Every record that follows should be printed verbatim.

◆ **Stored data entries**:
________________

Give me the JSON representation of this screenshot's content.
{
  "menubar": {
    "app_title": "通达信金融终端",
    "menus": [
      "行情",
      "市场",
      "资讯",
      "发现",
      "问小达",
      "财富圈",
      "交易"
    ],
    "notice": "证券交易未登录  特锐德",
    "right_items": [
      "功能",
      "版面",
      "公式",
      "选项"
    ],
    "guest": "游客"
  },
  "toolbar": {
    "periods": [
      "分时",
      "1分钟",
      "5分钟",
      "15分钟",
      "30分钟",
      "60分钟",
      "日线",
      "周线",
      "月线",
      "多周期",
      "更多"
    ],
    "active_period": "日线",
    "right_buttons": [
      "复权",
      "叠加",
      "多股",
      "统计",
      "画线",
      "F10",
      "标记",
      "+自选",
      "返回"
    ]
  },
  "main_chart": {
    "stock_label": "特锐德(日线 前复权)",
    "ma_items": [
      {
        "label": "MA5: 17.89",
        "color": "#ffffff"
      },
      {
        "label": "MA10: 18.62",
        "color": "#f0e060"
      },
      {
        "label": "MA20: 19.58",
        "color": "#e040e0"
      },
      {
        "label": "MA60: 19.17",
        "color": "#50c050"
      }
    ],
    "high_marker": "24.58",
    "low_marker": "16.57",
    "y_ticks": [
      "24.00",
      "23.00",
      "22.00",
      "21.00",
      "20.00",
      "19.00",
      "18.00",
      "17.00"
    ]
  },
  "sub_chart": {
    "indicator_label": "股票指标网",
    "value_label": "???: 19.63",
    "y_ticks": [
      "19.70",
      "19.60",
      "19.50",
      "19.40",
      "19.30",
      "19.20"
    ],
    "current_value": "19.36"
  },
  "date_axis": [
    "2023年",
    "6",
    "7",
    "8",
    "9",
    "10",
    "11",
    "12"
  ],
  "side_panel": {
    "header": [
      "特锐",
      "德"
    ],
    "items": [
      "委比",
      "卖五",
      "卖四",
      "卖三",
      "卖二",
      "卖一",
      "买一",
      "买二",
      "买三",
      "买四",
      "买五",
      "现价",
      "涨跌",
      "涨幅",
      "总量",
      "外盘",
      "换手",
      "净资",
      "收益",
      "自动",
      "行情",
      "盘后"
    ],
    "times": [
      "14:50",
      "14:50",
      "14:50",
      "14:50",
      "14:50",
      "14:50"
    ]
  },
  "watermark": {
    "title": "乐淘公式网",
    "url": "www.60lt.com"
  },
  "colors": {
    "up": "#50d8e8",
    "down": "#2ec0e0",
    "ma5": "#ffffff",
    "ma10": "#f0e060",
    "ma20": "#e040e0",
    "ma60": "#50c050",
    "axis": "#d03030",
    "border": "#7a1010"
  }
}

________________

◆ **Solution for this exercise**:
Give me the JSON representation of this screenshot's content.
{
  "menubar": {
    "app_title": "通达信金融终端",
    "menus": [
      "行情",
      "市场",
      "资讯",
      "发现",
      "问小达",
      "财富圈",
      "交易"
    ],
    "notice": "证券交易未登录  特锐德",
    "right_items": [
      "功能",
      "版面",
      "公式",
      "选项"
    ],
    "guest": "游客"
  },
  "toolbar": {
    "periods": [
      "分时",
      "1分钟",
      "5分钟",
      "15分钟",
      "30分钟",
      "60分钟",
      "日线",
      "周线",
      "月线",
      "多周期",
      "更多"
    ],
    "active_period": "日线",
    "right_buttons": [
      "复权",
      "叠加",
      "多股",
      "统计",
      "画线",
      "F10",
      "标记",
      "+自选",
      "返回"
    ]
  },
  "main_chart": {
    "stock_label": "特锐德(日线 前复权)",
    "ma_items": [
      {
        "label": "MA5: 17.89",
        "color": "#ffffff"
      },
      {
        "label": "MA10: 18.62",
        "color": "#f0e060"
      },
      {
        "label": "MA20: 19.58",
        "color": "#e040e0"
      },
      {
        "label": "MA60: 19.17",
        "color": "#50c050"
      }
    ],
    "high_marker": "24.58",
    "low_marker": "16.57",
    "y_ticks": [
      "24.00",
      "23.00",
      "22.00",
      "21.00",
      "20.00",
      "19.00",
      "18.00",
      "17.00"
    ]
  },
  "sub_chart": {
    "indicator_label": "股票指标网",
    "value_label": "???: 19.63",
    "y_ticks": [
      "19.70",
      "19.60",
      "19.50",
      "19.40",
      "19.30",
      "19.20"
    ],
    "current_value": "19.36"
  },
  "date_axis": [
    "2023年",
    "6",
    "7",
    "8",
    "9",
    "10",
    "11",
    "12"
  ],
  "side_panel": {
    "header": [
      "特锐",
      "德"
    ],
    "items": [
      "委比",
      "卖五",
      "卖四",
      "卖三",
      "卖二",
      "卖一",
      "买一",
      "买二",
      "买三",
      "买四",
      "买五",
      "现价",
      "涨跌",
      "涨幅",
      "总量",
      "外盘",
      "换手",
      "净资",
      "收益",
      "自动",
      "行情",
      "盘后"
    ],
    "times": [
      "14:50",
      "14:50",
      "14:50",
      "14:50",
      "14:50",
      "14:50"
    ]
  },
  "watermark": {
    "title": "乐淘公式网",
    "url": "www.60lt.com"
  },
  "colors": {
    "up": "#50d8e8",
    "down": "#2ec0e0",
    "ma5": "#ffffff",
    "ma10": "#f0e060",
    "ma20": "#e040e0",
    "ma60": "#50c050",
    "axis": "#d03030",
    "border": "#7a1010"
  }
}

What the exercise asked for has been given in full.